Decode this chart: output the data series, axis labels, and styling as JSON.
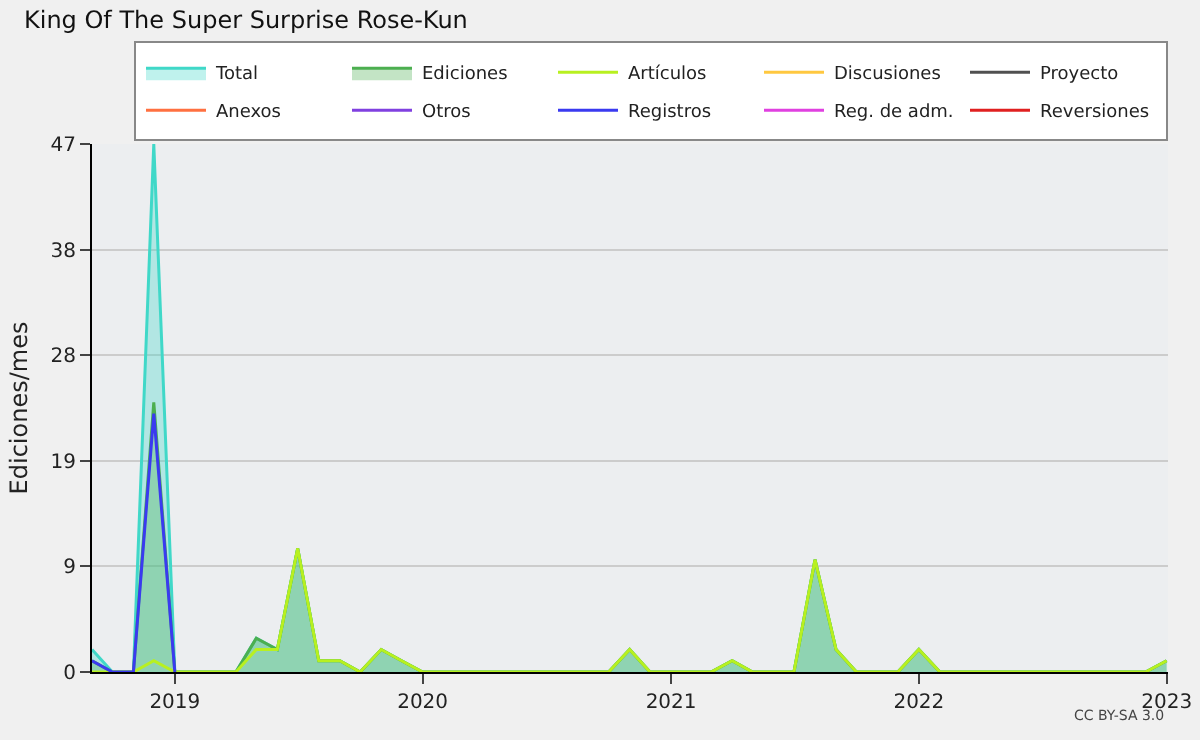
{
  "chart_data": {
    "type": "area",
    "title": "King Of The Super Surprise Rose-Kun",
    "ylabel": "Ediciones/mes",
    "x": [
      "2018-09",
      "2018-10",
      "2018-11",
      "2018-12",
      "2019-01",
      "2019-02",
      "2019-03",
      "2019-04",
      "2019-05",
      "2019-06",
      "2019-07",
      "2019-08",
      "2019-09",
      "2019-10",
      "2019-11",
      "2019-12",
      "2020-01",
      "2020-02",
      "2020-03",
      "2020-04",
      "2020-05",
      "2020-06",
      "2020-07",
      "2020-08",
      "2020-09",
      "2020-10",
      "2020-11",
      "2020-12",
      "2021-01",
      "2021-02",
      "2021-03",
      "2021-04",
      "2021-05",
      "2021-06",
      "2021-07",
      "2021-08",
      "2021-09",
      "2021-10",
      "2021-11",
      "2021-12",
      "2022-01",
      "2022-02",
      "2022-03",
      "2022-04",
      "2022-05",
      "2022-06",
      "2022-07",
      "2022-08",
      "2022-09",
      "2022-10",
      "2022-11",
      "2022-12",
      "2023-01"
    ],
    "series": [
      {
        "name": "Total",
        "color": "#40d8c8",
        "type": "area",
        "values": [
          2,
          0,
          0,
          47,
          0,
          0,
          0,
          0,
          3,
          2,
          11,
          1,
          1,
          0,
          2,
          1,
          0,
          0,
          0,
          0,
          0,
          0,
          0,
          0,
          0,
          0,
          2,
          0,
          0,
          0,
          0,
          1,
          0,
          0,
          0,
          10,
          2,
          0,
          0,
          0,
          2,
          0,
          0,
          0,
          0,
          0,
          0,
          0,
          0,
          0,
          0,
          0,
          1
        ]
      },
      {
        "name": "Ediciones",
        "color": "#4caf50",
        "type": "area",
        "values": [
          1,
          0,
          0,
          24,
          0,
          0,
          0,
          0,
          3,
          2,
          11,
          1,
          1,
          0,
          2,
          1,
          0,
          0,
          0,
          0,
          0,
          0,
          0,
          0,
          0,
          0,
          2,
          0,
          0,
          0,
          0,
          1,
          0,
          0,
          0,
          10,
          2,
          0,
          0,
          0,
          2,
          0,
          0,
          0,
          0,
          0,
          0,
          0,
          0,
          0,
          0,
          0,
          1
        ]
      },
      {
        "name": "Artículos",
        "color": "#b8f020",
        "type": "line",
        "values": [
          0,
          0,
          0,
          1,
          0,
          0,
          0,
          0,
          2,
          2,
          11,
          1,
          1,
          0,
          2,
          1,
          0,
          0,
          0,
          0,
          0,
          0,
          0,
          0,
          0,
          0,
          2,
          0,
          0,
          0,
          0,
          1,
          0,
          0,
          0,
          10,
          2,
          0,
          0,
          0,
          2,
          0,
          0,
          0,
          0,
          0,
          0,
          0,
          0,
          0,
          0,
          0,
          1
        ]
      },
      {
        "name": "Discusiones",
        "color": "#ffc840",
        "type": "line",
        "values": [
          null,
          null,
          null,
          null,
          null,
          null,
          null,
          null,
          null,
          null,
          null,
          null,
          null,
          null,
          null,
          null,
          null,
          null,
          null,
          null,
          null,
          null,
          null,
          null,
          null,
          null,
          null,
          null,
          null,
          null,
          null,
          null,
          null,
          null,
          null,
          null,
          null,
          null,
          null,
          null,
          null,
          null,
          null,
          null,
          null,
          null,
          null,
          null,
          null,
          null,
          null,
          null,
          null
        ]
      },
      {
        "name": "Proyecto",
        "color": "#505050",
        "type": "line",
        "values": [
          null,
          null,
          null,
          null,
          null,
          null,
          null,
          null,
          null,
          null,
          null,
          null,
          null,
          null,
          null,
          null,
          null,
          null,
          null,
          null,
          null,
          null,
          null,
          null,
          null,
          null,
          null,
          null,
          null,
          null,
          null,
          null,
          null,
          null,
          null,
          null,
          null,
          null,
          null,
          null,
          null,
          null,
          null,
          null,
          null,
          null,
          null,
          null,
          null,
          null,
          null,
          null,
          null
        ]
      },
      {
        "name": "Anexos",
        "color": "#ff7040",
        "type": "line",
        "values": [
          null,
          null,
          null,
          null,
          null,
          null,
          null,
          null,
          null,
          null,
          null,
          null,
          null,
          null,
          null,
          null,
          null,
          null,
          null,
          null,
          null,
          null,
          null,
          null,
          null,
          null,
          null,
          null,
          null,
          null,
          null,
          null,
          null,
          null,
          null,
          null,
          null,
          null,
          null,
          null,
          null,
          null,
          null,
          null,
          null,
          null,
          null,
          null,
          null,
          null,
          null,
          null,
          null
        ]
      },
      {
        "name": "Otros",
        "color": "#8040e0",
        "type": "line",
        "values": [
          null,
          null,
          null,
          null,
          null,
          null,
          null,
          null,
          null,
          null,
          null,
          null,
          null,
          null,
          null,
          null,
          null,
          null,
          null,
          null,
          null,
          null,
          null,
          null,
          null,
          null,
          null,
          null,
          null,
          null,
          null,
          null,
          null,
          null,
          null,
          null,
          null,
          null,
          null,
          null,
          null,
          null,
          null,
          null,
          null,
          null,
          null,
          null,
          null,
          null,
          null,
          null,
          null
        ]
      },
      {
        "name": "Registros",
        "color": "#3a3af0",
        "type": "line",
        "x": [
          "2018-09",
          "2018-10",
          "2018-11",
          "2018-12",
          "2019-01"
        ],
        "values": [
          1,
          0,
          0,
          23,
          0
        ]
      },
      {
        "name": "Reg. de adm.",
        "color": "#e040e0",
        "type": "line",
        "values": [
          null,
          null,
          null,
          null,
          null,
          null,
          null,
          null,
          null,
          null,
          null,
          null,
          null,
          null,
          null,
          null,
          null,
          null,
          null,
          null,
          null,
          null,
          null,
          null,
          null,
          null,
          null,
          null,
          null,
          null,
          null,
          null,
          null,
          null,
          null,
          null,
          null,
          null,
          null,
          null,
          null,
          null,
          null,
          null,
          null,
          null,
          null,
          null,
          null,
          null,
          null,
          null,
          null
        ]
      },
      {
        "name": "Reversiones",
        "color": "#e02020",
        "type": "line",
        "values": [
          null,
          null,
          null,
          null,
          null,
          null,
          null,
          null,
          null,
          null,
          null,
          null,
          null,
          null,
          null,
          null,
          null,
          null,
          null,
          null,
          null,
          null,
          null,
          null,
          null,
          null,
          null,
          null,
          null,
          null,
          null,
          null,
          null,
          null,
          null,
          null,
          null,
          null,
          null,
          null,
          null,
          null,
          null,
          null,
          null,
          null,
          null,
          null,
          null,
          null,
          null,
          null,
          null
        ]
      }
    ],
    "xlim": [
      "2018-09",
      "2023-01-03"
    ],
    "xticks": [
      {
        "value": "2019-01",
        "label": "2019"
      },
      {
        "value": "2020-01",
        "label": "2020"
      },
      {
        "value": "2021-01",
        "label": "2021"
      },
      {
        "value": "2022-01",
        "label": "2022"
      },
      {
        "value": "2023-01",
        "label": "2023"
      }
    ],
    "ylim": [
      0,
      47
    ],
    "yticks": [
      0,
      {
        "value": 9.4,
        "label": "9"
      },
      {
        "value": 18.8,
        "label": "19"
      },
      {
        "value": 28.2,
        "label": "28"
      },
      {
        "value": 37.6,
        "label": "38"
      },
      47
    ],
    "grid": "y",
    "legend": "top right",
    "marker": "none",
    "line_style": "solid",
    "annotations": [
      "CC BY-SA 3.0"
    ]
  }
}
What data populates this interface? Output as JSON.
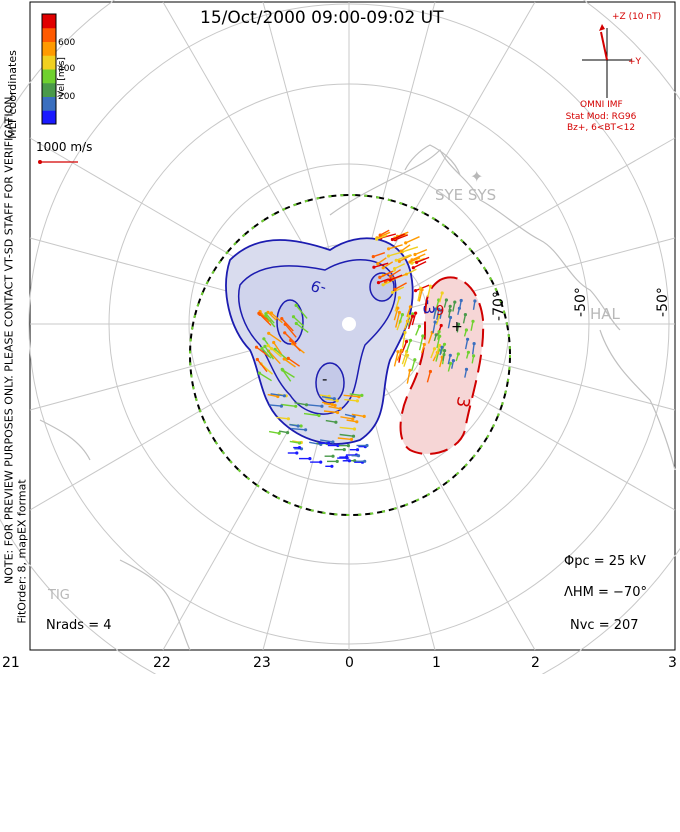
{
  "title": "15/Oct/2000 09:00-09:02 UT",
  "coordinate_system": "MLT coordinates",
  "notice": "NOTE: FOR PREVIEW PURPOSES ONLY. PLEASE CONTACT VT-SD STAFF FOR VERIFICATION.",
  "fit_info": "FitOrder: 8, mapEX format",
  "colorbar": {
    "label": "Vel [m/s]",
    "ticks": [
      "600",
      "400",
      "200"
    ],
    "colors": [
      "#1a1aff",
      "#3a6fbf",
      "#4a9a4a",
      "#6fd12f",
      "#f0d020",
      "#ff9a00",
      "#ff5a00",
      "#e00000"
    ]
  },
  "vector_scale": "1000 m/s",
  "imf": {
    "z_label": "+Z (10 nT)",
    "y_label": "+Y",
    "caption": "OMNI IMF"
  },
  "stat_model": [
    "Stat Mod: RG96",
    "Bz+, 6<BT<12"
  ],
  "stations": [
    "SYE SYS",
    "HAL",
    "TIG"
  ],
  "latitude_labels": [
    "-70°",
    "-50°",
    "-50°"
  ],
  "mlt_labels": [
    "21",
    "22",
    "23",
    "0",
    "1",
    "2",
    "3"
  ],
  "contour_labels": [
    "-9",
    "-3",
    "3",
    "9",
    "-",
    "+"
  ],
  "stats": {
    "phi_pc": "Φpc = 25 kV",
    "lambda_hm": "ΛHM = −70°",
    "n_vc": "Nvc = 207",
    "n_rads": "Nrads = 4"
  },
  "colors": {
    "grid": "#c8c8c8",
    "negative_contour": "#1c1cb0",
    "positive_contour": "#d00000",
    "negative_fill": "#d9dcee",
    "positive_fill": "#f6d6d6",
    "heppner_boundary": "#000000",
    "heppner_dash_accent": "#6fd12f"
  }
}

------------------------------

▸ **The exercise**
Copy all lines from the entries that contain the word "name".

▸ **The answer**
        "name": "Total",
        "name": "Ediciones",
        "name": "Artículos",
        "name": "Discusiones",
        "name": "Proyecto",
        "name": "Anexos",
        "name": "Otros",
        "name": "Registros",
        "name": "Reg. de adm.",
        "name": "Reversiones",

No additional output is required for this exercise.